**What is required**
Type out the data exactly as given. Skip any image.

**Task data**
*-*-*

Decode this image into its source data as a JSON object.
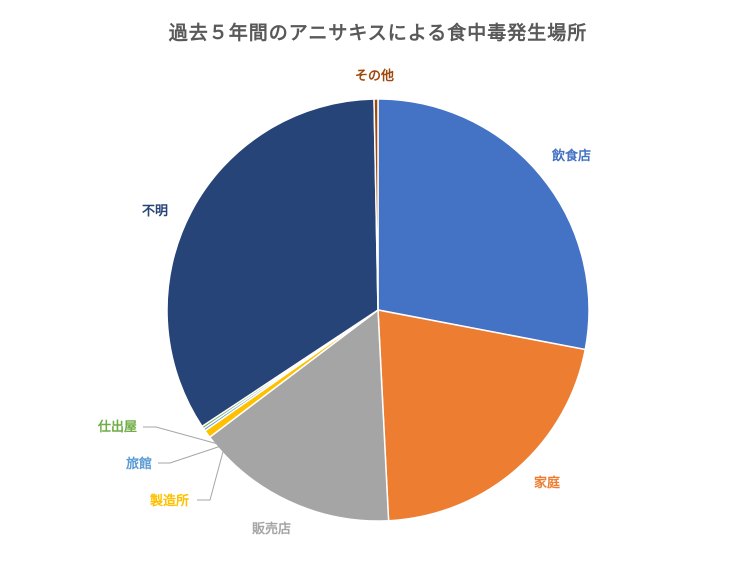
{
  "chart_data": {
    "type": "pie",
    "title": "過去５年間のアニサキスによる食中毒発生場所",
    "start_angle_deg": 0,
    "direction": "clockwise",
    "legend": "none",
    "slices": [
      {
        "label": "飲食店",
        "value": 28.0,
        "color": "#4472C4",
        "label_color": "#4472C4"
      },
      {
        "label": "家庭",
        "value": 21.2,
        "color": "#ED7D31",
        "label_color": "#ED7D31"
      },
      {
        "label": "販売店",
        "value": 15.5,
        "color": "#A5A5A5",
        "label_color": "#A5A5A5"
      },
      {
        "label": "製造所",
        "value": 0.6,
        "color": "#FFC000",
        "label_color": "#FFC000"
      },
      {
        "label": "旅館",
        "value": 0.2,
        "color": "#5B9BD5",
        "label_color": "#5B9BD5"
      },
      {
        "label": "仕出屋",
        "value": 0.2,
        "color": "#70AD47",
        "label_color": "#70AD47"
      },
      {
        "label": "不明",
        "value": 34.0,
        "color": "#264478",
        "label_color": "#264478"
      },
      {
        "label": "その他",
        "value": 0.3,
        "color": "#9E480E",
        "label_color": "#9E480E"
      }
    ]
  }
}
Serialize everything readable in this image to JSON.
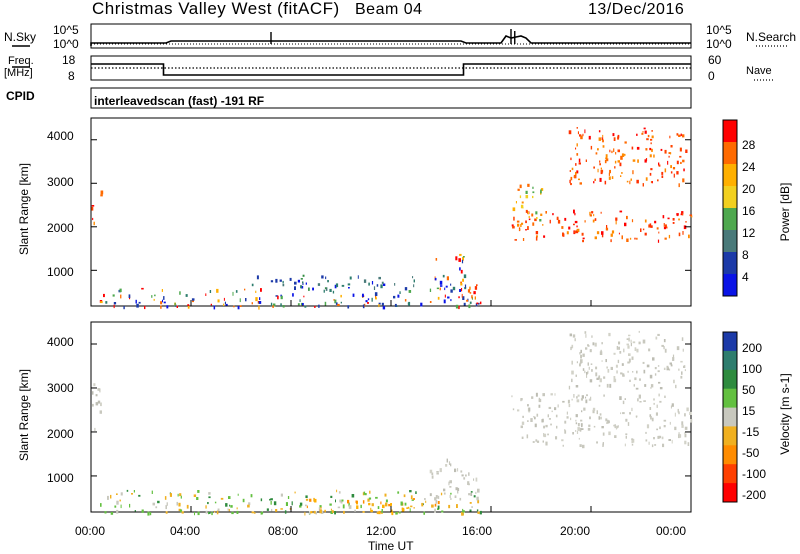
{
  "header": {
    "station": "Christmas Valley West (fitACF)",
    "beam": "Beam 04",
    "date": "13/Dec/2016"
  },
  "panels": {
    "nsky_label": "N.Sky",
    "nsearch_label": "N.Search",
    "freq_label_1": "Freq.",
    "freq_label_2": "[MHz]",
    "nave_label": "Nave",
    "cpid_label": "CPID",
    "cpid_value": "interleavedscan (fast) -191 RF",
    "nsky_ticks": [
      "10^5",
      "10^0"
    ],
    "nsearch_ticks": [
      "10^5",
      "10^0"
    ],
    "freq_ticks": [
      "18",
      "8"
    ],
    "nave_ticks": [
      "60",
      "0"
    ]
  },
  "chart_data": [
    {
      "type": "heatmap",
      "name": "power",
      "ylabel": "Slant Range [km]",
      "colorbar_label": "Power [dB]",
      "colorbar_ticks": [
        "28",
        "24",
        "20",
        "16",
        "12",
        "8",
        "4"
      ],
      "colorbar_colors": [
        "#ff0000",
        "#ff6a00",
        "#ffb000",
        "#f2d020",
        "#4ea84e",
        "#4a7a7a",
        "#1c3aa8",
        "#0a14e6"
      ],
      "yticks": [
        "4000",
        "3000",
        "2000",
        "1000"
      ],
      "ylim": [
        180,
        4500
      ],
      "xlim_hours": [
        0,
        24
      ],
      "regions": [
        {
          "t": [
            0.0,
            0.3
          ],
          "r": [
            2000,
            2600
          ],
          "level": "high"
        },
        {
          "t": [
            0.2,
            0.4
          ],
          "r": [
            2600,
            3300
          ],
          "level": "mid"
        },
        {
          "t": [
            0.3,
            15.8
          ],
          "r": [
            180,
            600
          ],
          "level": "mixed"
        },
        {
          "t": [
            6.0,
            13.0
          ],
          "r": [
            600,
            900
          ],
          "level": "low"
        },
        {
          "t": [
            13.5,
            15.0
          ],
          "r": [
            600,
            1400
          ],
          "level": "mixed"
        },
        {
          "t": [
            14.5,
            15.5
          ],
          "r": [
            300,
            700
          ],
          "level": "high"
        },
        {
          "t": [
            16.8,
            24.0
          ],
          "r": [
            1700,
            2400
          ],
          "level": "high"
        },
        {
          "t": [
            16.8,
            18.0
          ],
          "r": [
            2100,
            3000
          ],
          "level": "mid"
        },
        {
          "t": [
            19.0,
            23.8
          ],
          "r": [
            3000,
            4300
          ],
          "level": "high"
        }
      ]
    },
    {
      "type": "heatmap",
      "name": "velocity",
      "ylabel": "Slant Range [km]",
      "colorbar_label": "Velocity [m s-1]",
      "colorbar_ticks": [
        "200",
        "100",
        "50",
        "15",
        "-15",
        "-50",
        "-100",
        "-200"
      ],
      "colorbar_colors": [
        "#1c3aa8",
        "#2e7d6e",
        "#2e8b3e",
        "#63c040",
        "#c8c8be",
        "#f0b020",
        "#ff8c00",
        "#ff4000",
        "#ff0000"
      ],
      "yticks": [
        "4000",
        "3000",
        "2000",
        "1000"
      ],
      "ylim": [
        180,
        4500
      ],
      "xlim_hours": [
        0,
        24
      ],
      "regions": [
        {
          "t": [
            0.0,
            0.4
          ],
          "r": [
            2000,
            3200
          ],
          "level": "ground"
        },
        {
          "t": [
            0.3,
            15.8
          ],
          "r": [
            180,
            700
          ],
          "level": "green"
        },
        {
          "t": [
            8.5,
            14.0
          ],
          "r": [
            180,
            500
          ],
          "level": "orange"
        },
        {
          "t": [
            13.5,
            15.5
          ],
          "r": [
            500,
            1400
          ],
          "level": "ground"
        },
        {
          "t": [
            16.8,
            24.0
          ],
          "r": [
            1700,
            2900
          ],
          "level": "ground"
        },
        {
          "t": [
            19.0,
            23.8
          ],
          "r": [
            3000,
            4300
          ],
          "level": "ground"
        }
      ]
    }
  ],
  "xaxis": {
    "label": "Time UT",
    "ticks": [
      "00:00",
      "04:00",
      "08:00",
      "12:00",
      "16:00",
      "20:00",
      "00:00"
    ]
  }
}
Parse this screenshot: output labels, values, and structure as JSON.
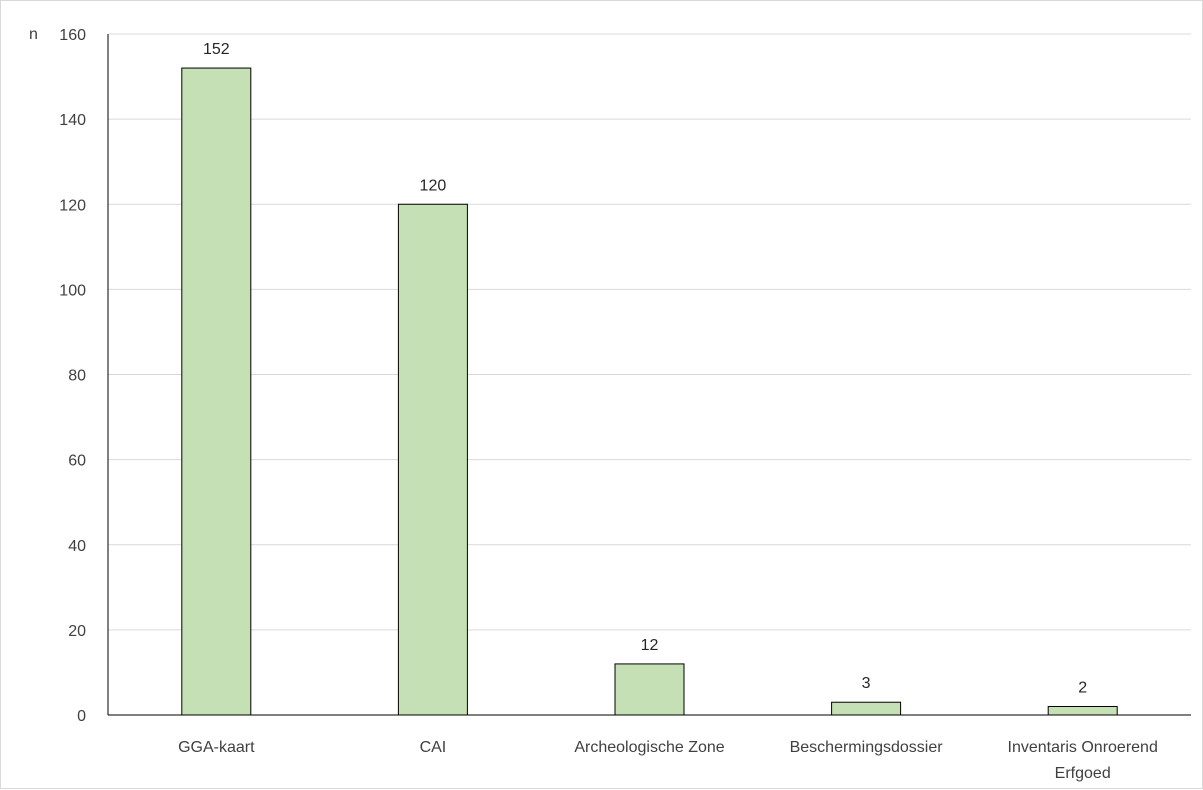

*-*-*

**Written response**
Decode this image into its source data as a JSON object.
{
  "chart_data": {
    "type": "pie",
    "title": "過去５年間のアニサキスによる食中毒発生場所",
    "start_angle_deg": 0,
    "direction": "clockwise",
    "legend": "none",
    "slices": [
      {
        "label": "飲食店",
        "value": 28.0,
        "color": "#4472C4",
        "label_color": "#4472C4"
      },
      {
        "label": "家庭",
        "value": 21.2,
        "color": "#ED7D31",
        "label_color": "#ED7D31"
      },
      {
        "label": "販売店",
        "value": 15.5,
        "color": "#A5A5A5",
        "label_color": "#A5A5A5"
      },
      {
        "label": "製造所",
        "value": 0.6,
        "color": "#FFC000",
        "label_color": "#FFC000"
      },
      {
        "label": "旅館",
        "value": 0.2,
        "color": "#5B9BD5",
        "label_color": "#5B9BD5"
      },
      {
        "label": "仕出屋",
        "value": 0.2,
        "color": "#70AD47",
        "label_color": "#70AD47"
      },
      {
        "label": "不明",
        "value": 34.0,
        "color": "#264478",
        "label_color": "#264478"
      },
      {
        "label": "その他",
        "value": 0.3,
        "color": "#9E480E",
        "label_color": "#9E480E"
      }
    ]
  }
}
Serialize everything readable in this image to JSON.
{
  "header": {
    "station": "Christmas Valley West (fitACF)",
    "beam": "Beam 04",
    "date": "13/Dec/2016"
  },
  "panels": {
    "nsky_label": "N.Sky",
    "nsearch_label": "N.Search",
    "freq_label_1": "Freq.",
    "freq_label_2": "[MHz]",
    "nave_label": "Nave",
    "cpid_label": "CPID",
    "cpid_value": "interleavedscan (fast) -191 RF",
    "nsky_ticks": [
      "10^5",
      "10^0"
    ],
    "nsearch_ticks": [
      "10^5",
      "10^0"
    ],
    "freq_ticks": [
      "18",
      "8"
    ],
    "nave_ticks": [
      "60",
      "0"
    ]
  },
  "chart_data": [
    {
      "type": "heatmap",
      "name": "power",
      "ylabel": "Slant Range [km]",
      "colorbar_label": "Power [dB]",
      "colorbar_ticks": [
        "28",
        "24",
        "20",
        "16",
        "12",
        "8",
        "4"
      ],
      "colorbar_colors": [
        "#ff0000",
        "#ff6a00",
        "#ffb000",
        "#f2d020",
        "#4ea84e",
        "#4a7a7a",
        "#1c3aa8",
        "#0a14e6"
      ],
      "yticks": [
        "4000",
        "3000",
        "2000",
        "1000"
      ],
      "ylim": [
        180,
        4500
      ],
      "xlim_hours": [
        0,
        24
      ],
      "regions": [
        {
          "t": [
            0.0,
            0.3
          ],
          "r": [
            2000,
            2600
          ],
          "level": "high"
        },
        {
          "t": [
            0.2,
            0.4
          ],
          "r": [
            2600,
            3300
          ],
          "level": "mid"
        },
        {
          "t": [
            0.3,
            15.8
          ],
          "r": [
            180,
            600
          ],
          "level": "mixed"
        },
        {
          "t": [
            6.0,
            13.0
          ],
          "r": [
            600,
            900
          ],
          "level": "low"
        },
        {
          "t": [
            13.5,
            15.0
          ],
          "r": [
            600,
            1400
          ],
          "level": "mixed"
        },
        {
          "t": [
            14.5,
            15.5
          ],
          "r": [
            300,
            700
          ],
          "level": "high"
        },
        {
          "t": [
            16.8,
            24.0
          ],
          "r": [
            1700,
            2400
          ],
          "level": "high"
        },
        {
          "t": [
            16.8,
            18.0
          ],
          "r": [
            2100,
            3000
          ],
          "level": "mid"
        },
        {
          "t": [
            19.0,
            23.8
          ],
          "r": [
            3000,
            4300
          ],
          "level": "high"
        }
      ]
    },
    {
      "type": "heatmap",
      "name": "velocity",
      "ylabel": "Slant Range [km]",
      "colorbar_label": "Velocity [m s-1]",
      "colorbar_ticks": [
        "200",
        "100",
        "50",
        "15",
        "-15",
        "-50",
        "-100",
        "-200"
      ],
      "colorbar_colors": [
        "#1c3aa8",
        "#2e7d6e",
        "#2e8b3e",
        "#63c040",
        "#c8c8be",
        "#f0b020",
        "#ff8c00",
        "#ff4000",
        "#ff0000"
      ],
      "yticks": [
        "4000",
        "3000",
        "2000",
        "1000"
      ],
      "ylim": [
        180,
        4500
      ],
      "xlim_hours": [
        0,
        24
      ],
      "regions": [
        {
          "t": [
            0.0,
            0.4
          ],
          "r": [
            2000,
            3200
          ],
          "level": "ground"
        },
        {
          "t": [
            0.3,
            15.8
          ],
          "r": [
            180,
            700
          ],
          "level": "green"
        },
        {
          "t": [
            8.5,
            14.0
          ],
          "r": [
            180,
            500
          ],
          "level": "orange"
        },
        {
          "t": [
            13.5,
            15.5
          ],
          "r": [
            500,
            1400
          ],
          "level": "ground"
        },
        {
          "t": [
            16.8,
            24.0
          ],
          "r": [
            1700,
            2900
          ],
          "level": "ground"
        },
        {
          "t": [
            19.0,
            23.8
          ],
          "r": [
            3000,
            4300
          ],
          "level": "ground"
        }
      ]
    }
  ],
  "xaxis": {
    "label": "Time UT",
    "ticks": [
      "00:00",
      "04:00",
      "08:00",
      "12:00",
      "16:00",
      "20:00",
      "00:00"
    ]
  }
}
Parse this screenshot: output labels, values, and structure as JSON.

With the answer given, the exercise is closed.